The data below should be printed in full, exactly, and without any of its images.

Source data:
□ □ □ □ □ □ □

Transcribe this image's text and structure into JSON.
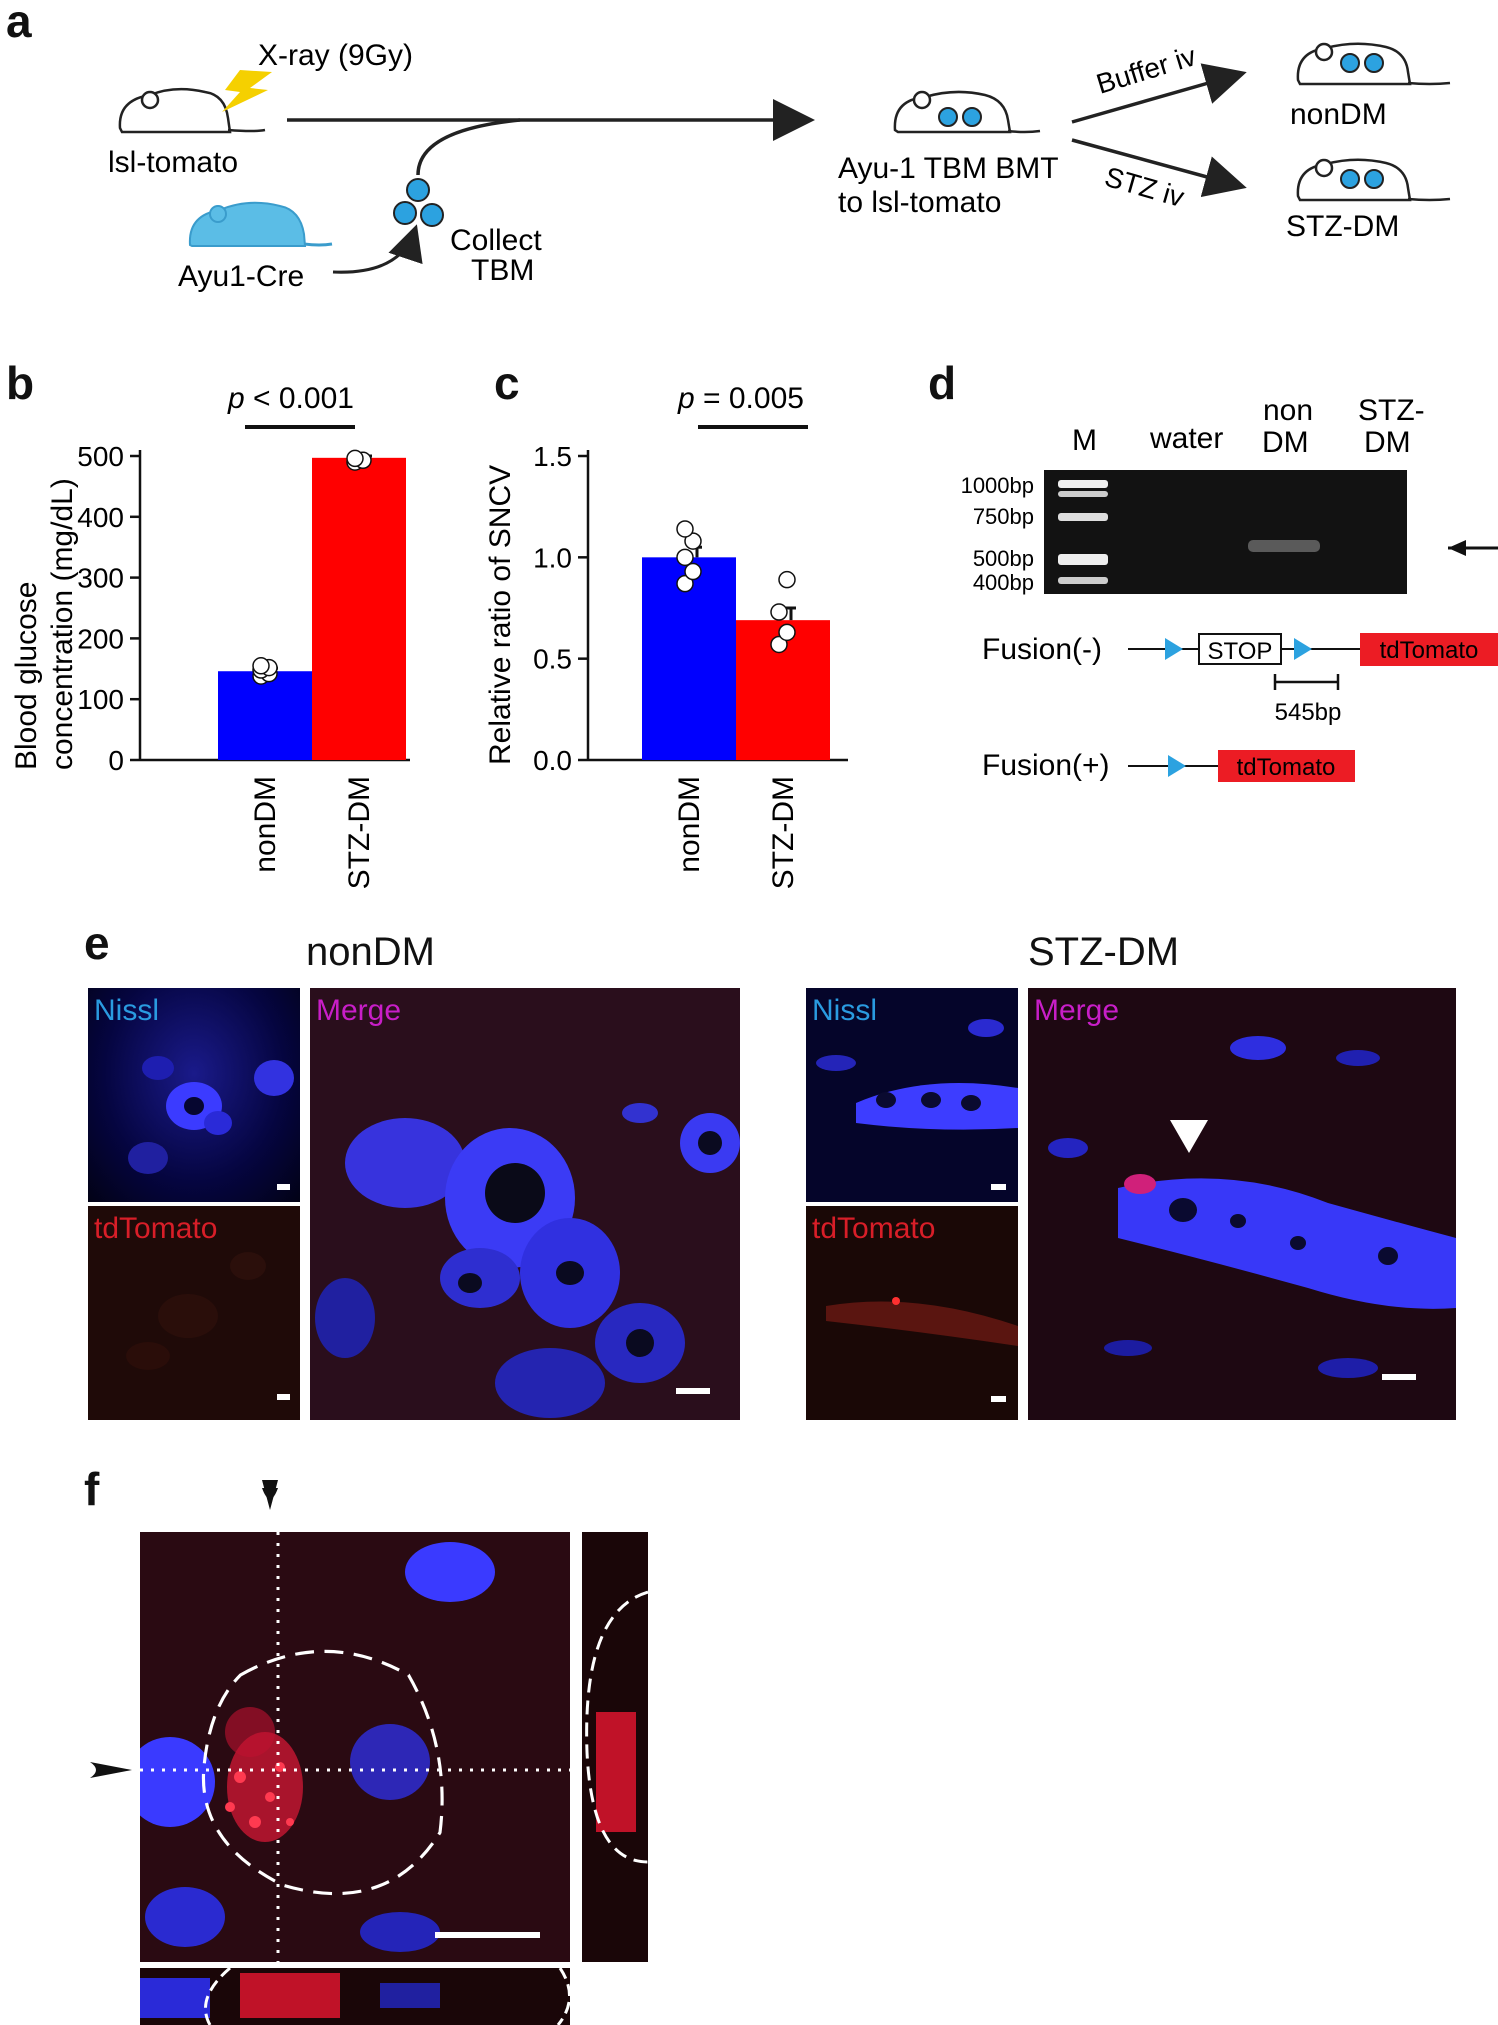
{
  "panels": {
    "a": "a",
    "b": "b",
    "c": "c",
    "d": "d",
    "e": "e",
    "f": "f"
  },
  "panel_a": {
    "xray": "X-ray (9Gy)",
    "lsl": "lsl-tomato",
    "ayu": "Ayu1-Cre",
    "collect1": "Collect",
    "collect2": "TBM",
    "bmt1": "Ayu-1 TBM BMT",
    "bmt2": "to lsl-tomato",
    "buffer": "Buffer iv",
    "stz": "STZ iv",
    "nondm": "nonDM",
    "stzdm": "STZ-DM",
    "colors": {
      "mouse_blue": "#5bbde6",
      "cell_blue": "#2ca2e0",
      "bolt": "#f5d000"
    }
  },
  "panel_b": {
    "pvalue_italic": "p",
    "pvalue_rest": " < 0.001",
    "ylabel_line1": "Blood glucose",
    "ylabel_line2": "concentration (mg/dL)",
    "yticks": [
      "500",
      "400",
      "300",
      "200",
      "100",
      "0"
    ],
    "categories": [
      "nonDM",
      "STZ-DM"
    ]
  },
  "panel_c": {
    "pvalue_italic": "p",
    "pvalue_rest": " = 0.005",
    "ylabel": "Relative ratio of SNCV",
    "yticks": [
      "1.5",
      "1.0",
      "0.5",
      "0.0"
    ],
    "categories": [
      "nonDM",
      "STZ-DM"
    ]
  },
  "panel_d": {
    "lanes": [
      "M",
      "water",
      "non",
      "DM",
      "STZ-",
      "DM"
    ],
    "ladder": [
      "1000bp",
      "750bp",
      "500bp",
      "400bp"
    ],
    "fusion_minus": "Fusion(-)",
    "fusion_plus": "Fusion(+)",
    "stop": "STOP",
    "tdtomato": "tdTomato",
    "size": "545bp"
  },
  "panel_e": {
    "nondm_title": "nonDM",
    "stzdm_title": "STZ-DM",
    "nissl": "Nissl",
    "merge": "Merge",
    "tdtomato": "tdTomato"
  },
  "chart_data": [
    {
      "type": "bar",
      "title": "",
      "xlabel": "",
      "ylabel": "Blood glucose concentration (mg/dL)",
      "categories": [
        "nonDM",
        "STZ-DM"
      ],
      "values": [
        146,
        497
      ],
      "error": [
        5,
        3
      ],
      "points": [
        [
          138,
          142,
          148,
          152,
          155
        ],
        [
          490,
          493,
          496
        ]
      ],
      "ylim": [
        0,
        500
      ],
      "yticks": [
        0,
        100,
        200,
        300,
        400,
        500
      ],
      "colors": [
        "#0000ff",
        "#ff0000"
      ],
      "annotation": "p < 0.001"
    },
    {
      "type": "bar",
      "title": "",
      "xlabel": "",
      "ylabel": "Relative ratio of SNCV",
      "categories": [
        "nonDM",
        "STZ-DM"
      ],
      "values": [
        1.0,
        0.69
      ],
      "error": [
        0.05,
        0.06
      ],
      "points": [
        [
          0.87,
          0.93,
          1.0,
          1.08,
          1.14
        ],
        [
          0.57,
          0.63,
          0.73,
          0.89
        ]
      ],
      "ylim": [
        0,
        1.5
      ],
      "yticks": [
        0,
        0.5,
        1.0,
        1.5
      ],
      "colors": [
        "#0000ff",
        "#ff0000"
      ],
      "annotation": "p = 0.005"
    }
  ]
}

□ □ □ □ □ □ □

Response for this exercise »
Transcribe this image's text and structure into JSON.
{
  "panels": {
    "a": "a",
    "b": "b",
    "c": "c",
    "d": "d",
    "e": "e",
    "f": "f"
  },
  "panel_a": {
    "xray": "X-ray (9Gy)",
    "lsl": "lsl-tomato",
    "ayu": "Ayu1-Cre",
    "collect1": "Collect",
    "collect2": "TBM",
    "bmt1": "Ayu-1 TBM BMT",
    "bmt2": "to lsl-tomato",
    "buffer": "Buffer iv",
    "stz": "STZ iv",
    "nondm": "nonDM",
    "stzdm": "STZ-DM",
    "colors": {
      "mouse_blue": "#5bbde6",
      "cell_blue": "#2ca2e0",
      "bolt": "#f5d000"
    }
  },
  "panel_b": {
    "pvalue_italic": "p",
    "pvalue_rest": " < 0.001",
    "ylabel_line1": "Blood glucose",
    "ylabel_line2": "concentration (mg/dL)",
    "yticks": [
      "500",
      "400",
      "300",
      "200",
      "100",
      "0"
    ],
    "categories": [
      "nonDM",
      "STZ-DM"
    ]
  },
  "panel_c": {
    "pvalue_italic": "p",
    "pvalue_rest": " = 0.005",
    "ylabel": "Relative ratio of SNCV",
    "yticks": [
      "1.5",
      "1.0",
      "0.5",
      "0.0"
    ],
    "categories": [
      "nonDM",
      "STZ-DM"
    ]
  },
  "panel_d": {
    "lanes": [
      "M",
      "water",
      "non",
      "DM",
      "STZ-",
      "DM"
    ],
    "ladder": [
      "1000bp",
      "750bp",
      "500bp",
      "400bp"
    ],
    "fusion_minus": "Fusion(-)",
    "fusion_plus": "Fusion(+)",
    "stop": "STOP",
    "tdtomato": "tdTomato",
    "size": "545bp"
  },
  "panel_e": {
    "nondm_title": "nonDM",
    "stzdm_title": "STZ-DM",
    "nissl": "Nissl",
    "merge": "Merge",
    "tdtomato": "tdTomato"
  },
  "chart_data": [
    {
      "type": "bar",
      "title": "",
      "xlabel": "",
      "ylabel": "Blood glucose concentration (mg/dL)",
      "categories": [
        "nonDM",
        "STZ-DM"
      ],
      "values": [
        146,
        497
      ],
      "error": [
        5,
        3
      ],
      "points": [
        [
          138,
          142,
          148,
          152,
          155
        ],
        [
          490,
          493,
          496
        ]
      ],
      "ylim": [
        0,
        500
      ],
      "yticks": [
        0,
        100,
        200,
        300,
        400,
        500
      ],
      "colors": [
        "#0000ff",
        "#ff0000"
      ],
      "annotation": "p < 0.001"
    },
    {
      "type": "bar",
      "title": "",
      "xlabel": "",
      "ylabel": "Relative ratio of SNCV",
      "categories": [
        "nonDM",
        "STZ-DM"
      ],
      "values": [
        1.0,
        0.69
      ],
      "error": [
        0.05,
        0.06
      ],
      "points": [
        [
          0.87,
          0.93,
          1.0,
          1.08,
          1.14
        ],
        [
          0.57,
          0.63,
          0.73,
          0.89
        ]
      ],
      "ylim": [
        0,
        1.5
      ],
      "yticks": [
        0,
        0.5,
        1.0,
        1.5
      ],
      "colors": [
        "#0000ff",
        "#ff0000"
      ],
      "annotation": "p = 0.005"
    }
  ]
}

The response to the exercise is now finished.